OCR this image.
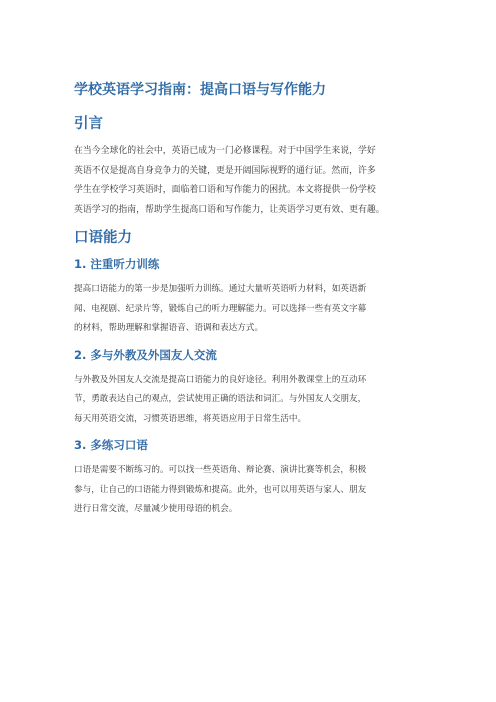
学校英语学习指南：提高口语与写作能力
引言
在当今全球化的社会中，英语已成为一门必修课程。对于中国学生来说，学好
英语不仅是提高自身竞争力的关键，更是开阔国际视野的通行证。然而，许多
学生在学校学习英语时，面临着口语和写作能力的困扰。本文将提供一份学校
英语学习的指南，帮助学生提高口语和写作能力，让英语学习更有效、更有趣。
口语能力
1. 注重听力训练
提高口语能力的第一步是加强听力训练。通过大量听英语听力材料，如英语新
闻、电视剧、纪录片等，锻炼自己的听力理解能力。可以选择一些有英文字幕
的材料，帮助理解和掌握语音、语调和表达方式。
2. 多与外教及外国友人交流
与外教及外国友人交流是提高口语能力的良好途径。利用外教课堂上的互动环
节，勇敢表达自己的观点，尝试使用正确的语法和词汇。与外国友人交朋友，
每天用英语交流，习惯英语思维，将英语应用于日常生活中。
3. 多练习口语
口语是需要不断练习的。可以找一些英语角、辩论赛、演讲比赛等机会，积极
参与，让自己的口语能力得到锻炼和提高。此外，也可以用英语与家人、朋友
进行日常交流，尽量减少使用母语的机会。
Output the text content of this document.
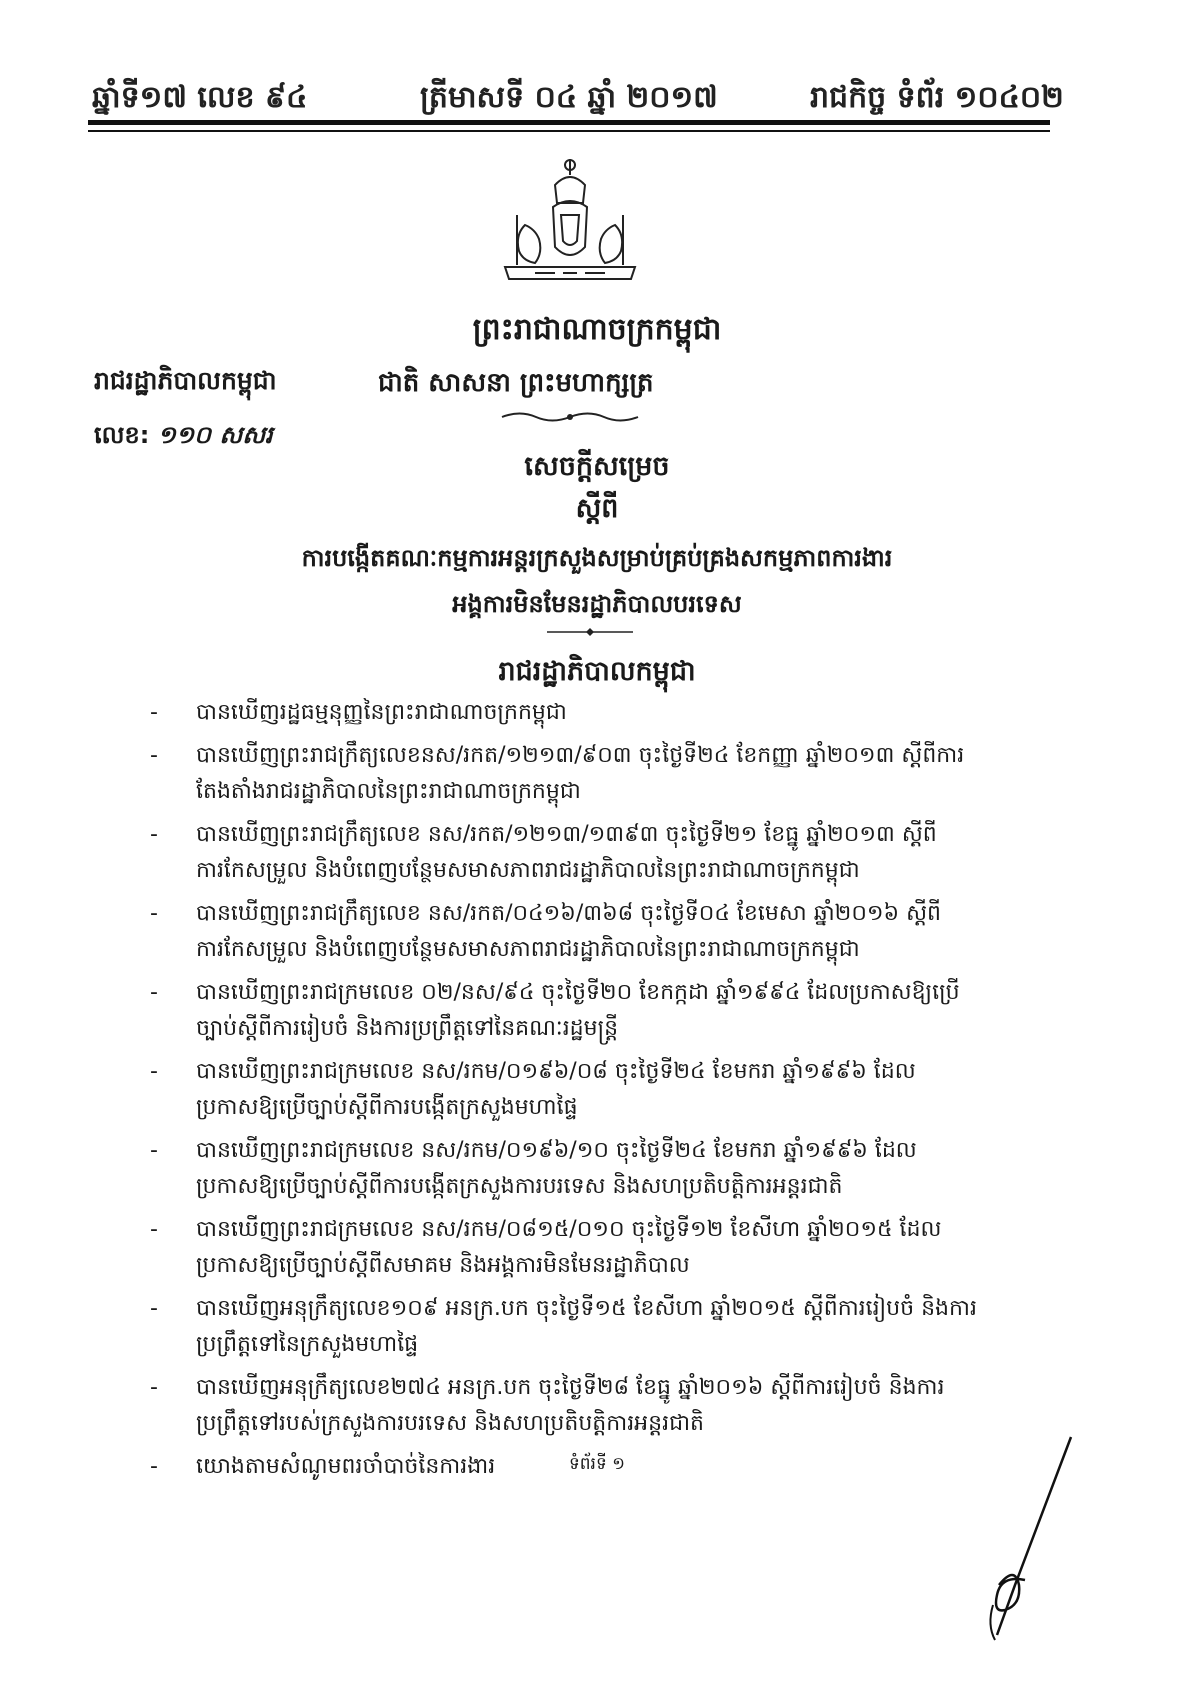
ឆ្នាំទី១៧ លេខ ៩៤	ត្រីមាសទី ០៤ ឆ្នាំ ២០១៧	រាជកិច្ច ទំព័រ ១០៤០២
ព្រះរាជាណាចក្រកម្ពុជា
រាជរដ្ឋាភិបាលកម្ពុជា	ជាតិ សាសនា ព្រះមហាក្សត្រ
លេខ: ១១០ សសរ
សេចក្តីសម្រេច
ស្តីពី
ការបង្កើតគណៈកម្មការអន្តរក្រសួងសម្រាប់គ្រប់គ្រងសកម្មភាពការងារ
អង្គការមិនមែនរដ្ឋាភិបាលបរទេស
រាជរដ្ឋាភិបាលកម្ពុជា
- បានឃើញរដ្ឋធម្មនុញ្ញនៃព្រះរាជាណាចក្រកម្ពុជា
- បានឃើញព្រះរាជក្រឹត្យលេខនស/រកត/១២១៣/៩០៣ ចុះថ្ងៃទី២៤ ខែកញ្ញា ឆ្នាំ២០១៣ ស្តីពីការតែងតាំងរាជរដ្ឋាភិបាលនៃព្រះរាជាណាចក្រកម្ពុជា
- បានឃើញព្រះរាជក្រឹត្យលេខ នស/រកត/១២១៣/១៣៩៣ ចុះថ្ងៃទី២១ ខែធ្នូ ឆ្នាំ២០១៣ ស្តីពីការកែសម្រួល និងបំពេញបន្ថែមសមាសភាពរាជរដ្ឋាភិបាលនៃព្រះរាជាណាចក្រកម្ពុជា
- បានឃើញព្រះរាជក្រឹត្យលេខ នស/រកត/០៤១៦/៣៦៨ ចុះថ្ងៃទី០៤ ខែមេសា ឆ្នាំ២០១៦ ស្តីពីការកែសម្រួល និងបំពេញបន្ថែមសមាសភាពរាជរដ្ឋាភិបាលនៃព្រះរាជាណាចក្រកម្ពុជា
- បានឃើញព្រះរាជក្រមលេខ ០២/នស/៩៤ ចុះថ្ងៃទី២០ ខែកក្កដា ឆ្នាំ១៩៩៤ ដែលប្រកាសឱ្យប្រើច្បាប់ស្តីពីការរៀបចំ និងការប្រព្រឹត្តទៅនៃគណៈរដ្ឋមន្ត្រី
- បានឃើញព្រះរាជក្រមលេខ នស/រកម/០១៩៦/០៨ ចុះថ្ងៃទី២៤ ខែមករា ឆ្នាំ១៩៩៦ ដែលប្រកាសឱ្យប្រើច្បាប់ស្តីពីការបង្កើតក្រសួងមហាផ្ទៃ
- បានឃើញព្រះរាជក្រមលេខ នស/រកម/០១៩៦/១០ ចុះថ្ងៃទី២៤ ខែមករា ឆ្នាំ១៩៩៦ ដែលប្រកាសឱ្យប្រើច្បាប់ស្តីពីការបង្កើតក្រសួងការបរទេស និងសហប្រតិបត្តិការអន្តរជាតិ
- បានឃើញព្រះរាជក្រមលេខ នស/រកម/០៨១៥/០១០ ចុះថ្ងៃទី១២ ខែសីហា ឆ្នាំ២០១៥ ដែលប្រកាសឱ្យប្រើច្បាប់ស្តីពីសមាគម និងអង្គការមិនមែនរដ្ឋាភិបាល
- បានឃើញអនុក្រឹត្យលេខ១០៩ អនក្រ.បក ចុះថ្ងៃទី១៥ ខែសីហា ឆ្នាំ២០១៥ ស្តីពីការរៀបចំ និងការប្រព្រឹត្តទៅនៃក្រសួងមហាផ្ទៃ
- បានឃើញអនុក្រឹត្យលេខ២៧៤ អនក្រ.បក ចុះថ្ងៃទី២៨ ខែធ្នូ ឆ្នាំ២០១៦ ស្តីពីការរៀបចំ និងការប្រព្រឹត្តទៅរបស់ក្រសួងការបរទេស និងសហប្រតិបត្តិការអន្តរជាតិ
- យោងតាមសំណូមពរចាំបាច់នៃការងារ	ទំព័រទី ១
...
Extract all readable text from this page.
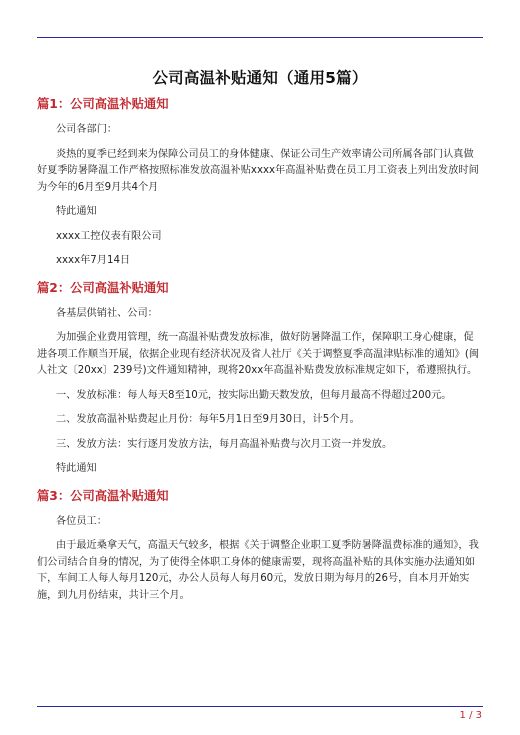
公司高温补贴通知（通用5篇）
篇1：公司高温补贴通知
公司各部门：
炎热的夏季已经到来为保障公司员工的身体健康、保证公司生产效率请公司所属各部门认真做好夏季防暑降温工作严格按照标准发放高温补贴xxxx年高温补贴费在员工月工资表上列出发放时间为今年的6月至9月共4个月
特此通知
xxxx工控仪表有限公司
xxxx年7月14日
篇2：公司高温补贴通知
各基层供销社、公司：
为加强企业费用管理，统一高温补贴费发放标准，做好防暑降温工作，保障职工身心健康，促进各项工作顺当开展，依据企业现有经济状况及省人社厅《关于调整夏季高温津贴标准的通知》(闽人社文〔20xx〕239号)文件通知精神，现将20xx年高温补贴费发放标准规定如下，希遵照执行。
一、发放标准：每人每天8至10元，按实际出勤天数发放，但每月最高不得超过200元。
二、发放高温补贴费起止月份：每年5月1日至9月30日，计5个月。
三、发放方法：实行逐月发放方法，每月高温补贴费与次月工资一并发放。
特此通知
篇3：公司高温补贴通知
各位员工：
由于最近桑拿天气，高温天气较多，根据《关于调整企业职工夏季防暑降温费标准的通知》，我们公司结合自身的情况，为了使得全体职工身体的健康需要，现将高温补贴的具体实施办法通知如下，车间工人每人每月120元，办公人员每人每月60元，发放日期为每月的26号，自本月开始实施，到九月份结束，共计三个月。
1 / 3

Given instruction:
Report the number of lines in the listing that include the string "របរទ"; give nothing but the number.

Result for this task:
2